Chart and figure data:
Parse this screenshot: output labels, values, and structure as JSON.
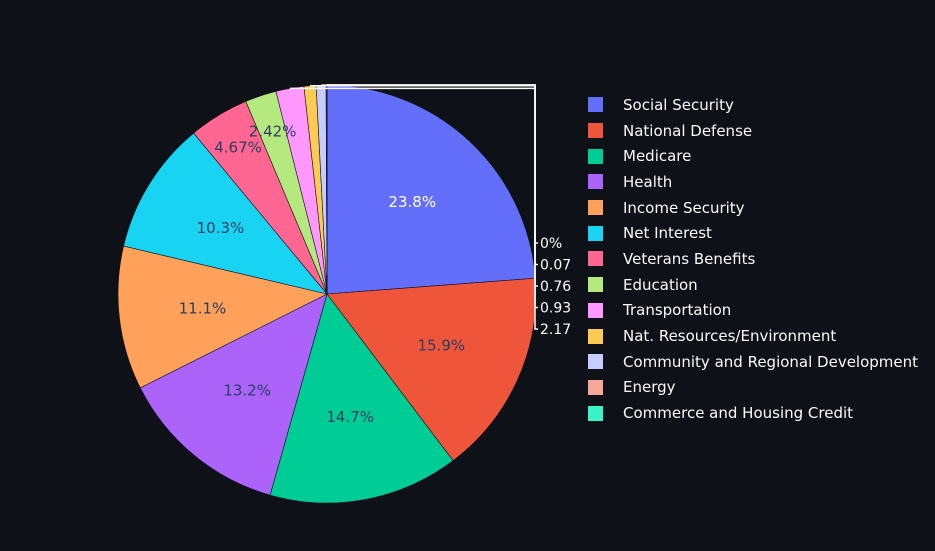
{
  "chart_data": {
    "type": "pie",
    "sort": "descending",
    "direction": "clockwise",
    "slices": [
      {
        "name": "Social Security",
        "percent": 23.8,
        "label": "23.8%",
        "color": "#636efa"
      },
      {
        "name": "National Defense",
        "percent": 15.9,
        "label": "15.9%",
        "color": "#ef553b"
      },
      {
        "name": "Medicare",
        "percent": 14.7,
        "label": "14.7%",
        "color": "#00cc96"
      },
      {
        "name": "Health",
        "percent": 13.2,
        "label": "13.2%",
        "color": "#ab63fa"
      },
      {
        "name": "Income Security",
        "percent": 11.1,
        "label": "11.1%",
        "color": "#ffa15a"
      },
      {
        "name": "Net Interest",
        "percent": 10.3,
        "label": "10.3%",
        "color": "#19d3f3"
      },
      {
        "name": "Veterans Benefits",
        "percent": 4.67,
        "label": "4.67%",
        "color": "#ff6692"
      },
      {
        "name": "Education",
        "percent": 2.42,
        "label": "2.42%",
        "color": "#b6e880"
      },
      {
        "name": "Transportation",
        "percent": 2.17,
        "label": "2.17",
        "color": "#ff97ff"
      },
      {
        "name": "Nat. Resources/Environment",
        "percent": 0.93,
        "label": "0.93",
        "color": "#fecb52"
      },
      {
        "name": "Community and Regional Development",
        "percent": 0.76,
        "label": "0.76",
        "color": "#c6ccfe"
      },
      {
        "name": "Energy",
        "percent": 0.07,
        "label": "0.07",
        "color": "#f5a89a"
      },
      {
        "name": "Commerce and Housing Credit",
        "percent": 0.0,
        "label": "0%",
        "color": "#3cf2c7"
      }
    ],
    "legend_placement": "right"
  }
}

--

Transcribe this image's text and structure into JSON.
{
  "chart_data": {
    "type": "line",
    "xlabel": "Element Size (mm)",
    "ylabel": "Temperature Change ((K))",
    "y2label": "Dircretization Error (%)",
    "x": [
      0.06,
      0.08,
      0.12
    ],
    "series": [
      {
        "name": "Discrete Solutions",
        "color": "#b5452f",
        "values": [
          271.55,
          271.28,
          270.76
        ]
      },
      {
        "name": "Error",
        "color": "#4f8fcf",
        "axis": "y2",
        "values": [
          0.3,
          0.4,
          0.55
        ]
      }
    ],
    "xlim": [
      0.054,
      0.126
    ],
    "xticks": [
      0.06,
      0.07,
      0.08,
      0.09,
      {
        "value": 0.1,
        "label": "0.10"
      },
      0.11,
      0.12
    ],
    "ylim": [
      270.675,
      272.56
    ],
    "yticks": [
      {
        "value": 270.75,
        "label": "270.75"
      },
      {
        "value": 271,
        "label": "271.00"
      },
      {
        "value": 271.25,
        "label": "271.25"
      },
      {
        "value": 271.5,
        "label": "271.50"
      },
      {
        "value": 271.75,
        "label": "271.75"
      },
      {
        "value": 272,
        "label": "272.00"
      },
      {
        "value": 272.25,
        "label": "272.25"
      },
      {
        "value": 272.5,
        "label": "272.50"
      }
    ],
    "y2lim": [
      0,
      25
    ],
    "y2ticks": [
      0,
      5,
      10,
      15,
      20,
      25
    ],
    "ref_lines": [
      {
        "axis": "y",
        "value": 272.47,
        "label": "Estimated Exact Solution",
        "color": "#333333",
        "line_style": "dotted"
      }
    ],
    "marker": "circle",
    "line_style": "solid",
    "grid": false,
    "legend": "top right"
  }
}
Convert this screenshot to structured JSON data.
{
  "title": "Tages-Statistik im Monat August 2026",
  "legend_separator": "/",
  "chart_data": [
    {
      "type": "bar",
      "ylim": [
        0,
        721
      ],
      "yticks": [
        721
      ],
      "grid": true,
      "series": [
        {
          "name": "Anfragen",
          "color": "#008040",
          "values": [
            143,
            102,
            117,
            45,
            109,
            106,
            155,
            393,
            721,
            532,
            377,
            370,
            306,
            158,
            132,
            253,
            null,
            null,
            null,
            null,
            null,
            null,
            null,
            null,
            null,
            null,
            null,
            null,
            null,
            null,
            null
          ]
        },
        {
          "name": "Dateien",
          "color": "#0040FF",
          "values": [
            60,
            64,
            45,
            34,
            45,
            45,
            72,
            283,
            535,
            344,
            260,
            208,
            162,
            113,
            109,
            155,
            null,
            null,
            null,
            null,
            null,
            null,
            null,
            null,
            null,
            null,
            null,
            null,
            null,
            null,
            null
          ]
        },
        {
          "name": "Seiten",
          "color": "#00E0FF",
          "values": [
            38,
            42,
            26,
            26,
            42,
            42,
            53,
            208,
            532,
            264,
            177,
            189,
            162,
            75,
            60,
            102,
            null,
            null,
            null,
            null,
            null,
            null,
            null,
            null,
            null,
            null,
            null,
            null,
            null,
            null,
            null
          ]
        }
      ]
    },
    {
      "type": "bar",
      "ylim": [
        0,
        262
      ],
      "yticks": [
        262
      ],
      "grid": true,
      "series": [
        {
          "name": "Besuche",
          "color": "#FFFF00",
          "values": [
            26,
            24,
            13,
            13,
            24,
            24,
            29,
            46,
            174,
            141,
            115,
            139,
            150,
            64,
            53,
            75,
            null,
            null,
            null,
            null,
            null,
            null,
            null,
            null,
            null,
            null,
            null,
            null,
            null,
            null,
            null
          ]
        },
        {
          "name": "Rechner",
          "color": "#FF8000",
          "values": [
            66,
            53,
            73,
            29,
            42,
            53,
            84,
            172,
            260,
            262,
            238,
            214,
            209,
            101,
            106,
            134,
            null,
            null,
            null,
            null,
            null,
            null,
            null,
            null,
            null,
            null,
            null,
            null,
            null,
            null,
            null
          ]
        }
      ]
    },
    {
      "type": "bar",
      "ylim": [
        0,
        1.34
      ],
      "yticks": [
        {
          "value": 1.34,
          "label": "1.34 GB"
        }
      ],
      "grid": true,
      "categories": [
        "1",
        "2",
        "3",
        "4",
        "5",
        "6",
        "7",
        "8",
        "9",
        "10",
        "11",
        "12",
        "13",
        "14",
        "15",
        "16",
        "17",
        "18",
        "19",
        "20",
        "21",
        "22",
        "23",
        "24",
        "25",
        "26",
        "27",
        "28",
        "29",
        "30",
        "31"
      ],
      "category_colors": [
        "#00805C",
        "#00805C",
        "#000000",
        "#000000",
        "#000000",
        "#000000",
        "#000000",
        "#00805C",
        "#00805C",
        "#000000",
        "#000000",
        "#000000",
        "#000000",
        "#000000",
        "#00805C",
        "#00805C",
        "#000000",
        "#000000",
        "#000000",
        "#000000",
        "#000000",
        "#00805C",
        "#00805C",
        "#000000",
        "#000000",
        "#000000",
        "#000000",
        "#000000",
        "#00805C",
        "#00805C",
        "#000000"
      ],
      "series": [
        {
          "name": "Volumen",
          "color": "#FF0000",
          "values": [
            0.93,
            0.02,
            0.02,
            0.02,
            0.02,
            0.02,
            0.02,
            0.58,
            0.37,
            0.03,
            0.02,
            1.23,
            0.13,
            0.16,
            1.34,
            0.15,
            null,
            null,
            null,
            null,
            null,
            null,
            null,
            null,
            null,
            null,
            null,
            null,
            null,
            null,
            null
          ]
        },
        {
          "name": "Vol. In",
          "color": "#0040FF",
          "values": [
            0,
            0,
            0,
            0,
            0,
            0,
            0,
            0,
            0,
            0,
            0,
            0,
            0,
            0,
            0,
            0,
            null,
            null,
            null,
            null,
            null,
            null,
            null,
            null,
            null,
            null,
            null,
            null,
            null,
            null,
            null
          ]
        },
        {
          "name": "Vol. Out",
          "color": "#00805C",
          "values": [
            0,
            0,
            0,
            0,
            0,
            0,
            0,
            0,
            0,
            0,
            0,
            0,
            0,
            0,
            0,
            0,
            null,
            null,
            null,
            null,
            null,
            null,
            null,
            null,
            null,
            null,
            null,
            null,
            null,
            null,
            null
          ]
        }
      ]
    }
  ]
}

| YOUR OBJECTIVE |
Search the data for "screenshot". Copy every matching line.

| SOLUTION |
Parse this screenshot: output labels, values, and structure as JSON.
Convert this screenshot to structured JSON data.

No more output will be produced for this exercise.